TASK BRIEF: Images are not part of the copy; transcribe all the data exactly.

MATERIAL FOR THIS TASK:
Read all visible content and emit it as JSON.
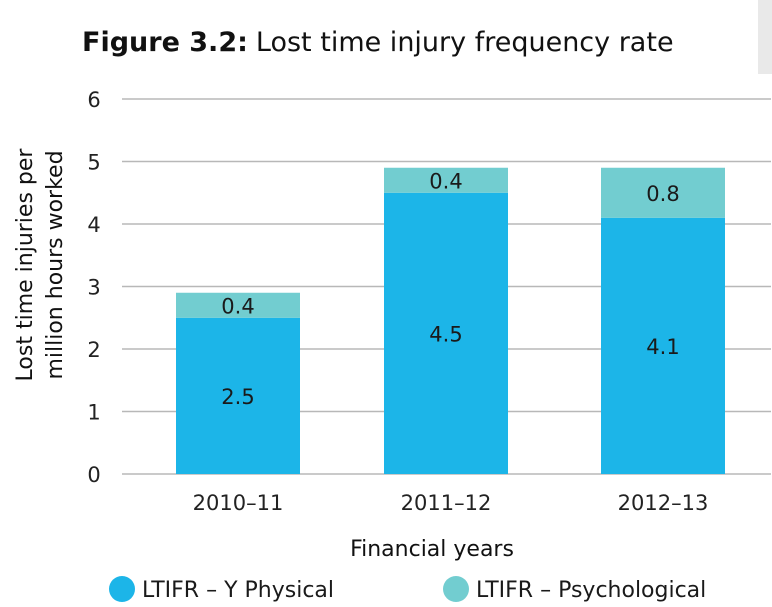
{
  "chart_data": {
    "type": "bar",
    "stacked": true,
    "title_prefix": "Figure 3.2:",
    "title": "Lost time injury frequency rate",
    "xlabel": "Financial years",
    "ylabel_lines": [
      "Lost time injuries per",
      "million hours worked"
    ],
    "categories": [
      "2010–11",
      "2011–12",
      "2012–13"
    ],
    "ylim": [
      0,
      6
    ],
    "yticks": [
      0,
      1,
      2,
      3,
      4,
      5,
      6
    ],
    "grid": true,
    "legend_position": "bottom",
    "series": [
      {
        "name": "LTIFR – Y Physical",
        "values": [
          2.5,
          4.5,
          4.1
        ],
        "labels": [
          "2.5",
          "4.5",
          "4.1"
        ],
        "color": "#1cb5e8"
      },
      {
        "name": "LTIFR – Psychological",
        "values": [
          0.4,
          0.4,
          0.8
        ],
        "labels": [
          "0.4",
          "0.4",
          "0.8"
        ],
        "color": "#72cdd0"
      }
    ]
  }
}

THE OUTPUT:
Read all visible content and emit it as JSON.
{
  "chart_data": {
    "type": "bar",
    "stacked": true,
    "title_prefix": "Figure 3.2:",
    "title": "Lost time injury frequency rate",
    "xlabel": "Financial years",
    "ylabel_lines": [
      "Lost time injuries per",
      "million hours worked"
    ],
    "categories": [
      "2010–11",
      "2011–12",
      "2012–13"
    ],
    "ylim": [
      0,
      6
    ],
    "yticks": [
      0,
      1,
      2,
      3,
      4,
      5,
      6
    ],
    "grid": true,
    "legend_position": "bottom",
    "series": [
      {
        "name": "LTIFR – Y Physical",
        "values": [
          2.5,
          4.5,
          4.1
        ],
        "labels": [
          "2.5",
          "4.5",
          "4.1"
        ],
        "color": "#1cb5e8"
      },
      {
        "name": "LTIFR – Psychological",
        "values": [
          0.4,
          0.4,
          0.8
        ],
        "labels": [
          "0.4",
          "0.4",
          "0.8"
        ],
        "color": "#72cdd0"
      }
    ]
  }
}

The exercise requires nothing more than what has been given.